TO DO:
Copy out each line exactly as it appears.

[Stored data]

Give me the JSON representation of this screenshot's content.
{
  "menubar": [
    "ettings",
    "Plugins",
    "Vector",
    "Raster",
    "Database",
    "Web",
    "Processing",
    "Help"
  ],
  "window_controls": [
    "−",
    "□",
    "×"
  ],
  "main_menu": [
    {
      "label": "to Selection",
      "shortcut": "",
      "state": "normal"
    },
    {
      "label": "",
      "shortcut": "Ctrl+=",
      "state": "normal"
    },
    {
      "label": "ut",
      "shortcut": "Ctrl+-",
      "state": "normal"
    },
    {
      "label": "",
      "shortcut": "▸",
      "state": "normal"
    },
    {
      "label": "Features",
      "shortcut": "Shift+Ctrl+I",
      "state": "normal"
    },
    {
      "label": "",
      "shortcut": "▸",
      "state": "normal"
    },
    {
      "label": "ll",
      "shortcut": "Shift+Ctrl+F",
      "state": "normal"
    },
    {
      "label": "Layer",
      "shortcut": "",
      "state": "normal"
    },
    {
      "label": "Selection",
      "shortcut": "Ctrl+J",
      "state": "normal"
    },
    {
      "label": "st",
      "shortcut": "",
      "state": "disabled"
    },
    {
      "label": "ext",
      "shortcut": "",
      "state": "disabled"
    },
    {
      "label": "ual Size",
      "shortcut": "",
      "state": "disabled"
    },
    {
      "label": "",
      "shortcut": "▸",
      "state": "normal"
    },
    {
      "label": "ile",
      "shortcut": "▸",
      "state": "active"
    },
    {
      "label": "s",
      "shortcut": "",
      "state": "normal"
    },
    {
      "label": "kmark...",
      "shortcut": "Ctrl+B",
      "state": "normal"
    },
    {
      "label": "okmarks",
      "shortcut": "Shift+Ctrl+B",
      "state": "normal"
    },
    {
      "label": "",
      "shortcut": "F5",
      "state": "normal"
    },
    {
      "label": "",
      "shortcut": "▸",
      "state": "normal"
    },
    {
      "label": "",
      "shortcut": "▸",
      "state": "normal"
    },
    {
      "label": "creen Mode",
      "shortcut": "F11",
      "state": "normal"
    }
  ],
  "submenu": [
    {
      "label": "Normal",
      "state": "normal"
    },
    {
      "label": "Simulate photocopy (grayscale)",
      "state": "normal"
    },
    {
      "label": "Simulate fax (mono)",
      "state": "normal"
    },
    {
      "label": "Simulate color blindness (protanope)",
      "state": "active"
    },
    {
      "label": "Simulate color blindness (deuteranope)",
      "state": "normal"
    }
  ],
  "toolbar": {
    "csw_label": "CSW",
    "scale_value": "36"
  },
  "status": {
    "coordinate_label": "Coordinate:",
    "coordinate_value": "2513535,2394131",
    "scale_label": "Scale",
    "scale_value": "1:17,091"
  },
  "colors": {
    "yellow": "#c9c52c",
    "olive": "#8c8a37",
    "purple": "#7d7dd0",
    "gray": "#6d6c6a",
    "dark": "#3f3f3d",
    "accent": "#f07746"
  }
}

WORKED ANSWER:
Give me the JSON representation of this screenshot's content.
{
  "menubar": [
    "ettings",
    "Plugins",
    "Vector",
    "Raster",
    "Database",
    "Web",
    "Processing",
    "Help"
  ],
  "window_controls": [
    "−",
    "□",
    "×"
  ],
  "main_menu": [
    {
      "label": "to Selection",
      "shortcut": "",
      "state": "normal"
    },
    {
      "label": "",
      "shortcut": "Ctrl+=",
      "state": "normal"
    },
    {
      "label": "ut",
      "shortcut": "Ctrl+-",
      "state": "normal"
    },
    {
      "label": "",
      "shortcut": "▸",
      "state": "normal"
    },
    {
      "label": "Features",
      "shortcut": "Shift+Ctrl+I",
      "state": "normal"
    },
    {
      "label": "",
      "shortcut": "▸",
      "state": "normal"
    },
    {
      "label": "ll",
      "shortcut": "Shift+Ctrl+F",
      "state": "normal"
    },
    {
      "label": "Layer",
      "shortcut": "",
      "state": "normal"
    },
    {
      "label": "Selection",
      "shortcut": "Ctrl+J",
      "state": "normal"
    },
    {
      "label": "st",
      "shortcut": "",
      "state": "disabled"
    },
    {
      "label": "ext",
      "shortcut": "",
      "state": "disabled"
    },
    {
      "label": "ual Size",
      "shortcut": "",
      "state": "disabled"
    },
    {
      "label": "",
      "shortcut": "▸",
      "state": "normal"
    },
    {
      "label": "ile",
      "shortcut": "▸",
      "state": "active"
    },
    {
      "label": "s",
      "shortcut": "",
      "state": "normal"
    },
    {
      "label": "kmark...",
      "shortcut": "Ctrl+B",
      "state": "normal"
    },
    {
      "label": "okmarks",
      "shortcut": "Shift+Ctrl+B",
      "state": "normal"
    },
    {
      "label": "",
      "shortcut": "F5",
      "state": "normal"
    },
    {
      "label": "",
      "shortcut": "▸",
      "state": "normal"
    },
    {
      "label": "",
      "shortcut": "▸",
      "state": "normal"
    },
    {
      "label": "creen Mode",
      "shortcut": "F11",
      "state": "normal"
    }
  ],
  "submenu": [
    {
      "label": "Normal",
      "state": "normal"
    },
    {
      "label": "Simulate photocopy (grayscale)",
      "state": "normal"
    },
    {
      "label": "Simulate fax (mono)",
      "state": "normal"
    },
    {
      "label": "Simulate color blindness (protanope)",
      "state": "active"
    },
    {
      "label": "Simulate color blindness (deuteranope)",
      "state": "normal"
    }
  ],
  "toolbar": {
    "csw_label": "CSW",
    "scale_value": "36"
  },
  "status": {
    "coordinate_label": "Coordinate:",
    "coordinate_value": "2513535,2394131",
    "scale_label": "Scale",
    "scale_value": "1:17,091"
  },
  "colors": {
    "yellow": "#c9c52c",
    "olive": "#8c8a37",
    "purple": "#7d7dd0",
    "gray": "#6d6c6a",
    "dark": "#3f3f3d",
    "accent": "#f07746"
  }
}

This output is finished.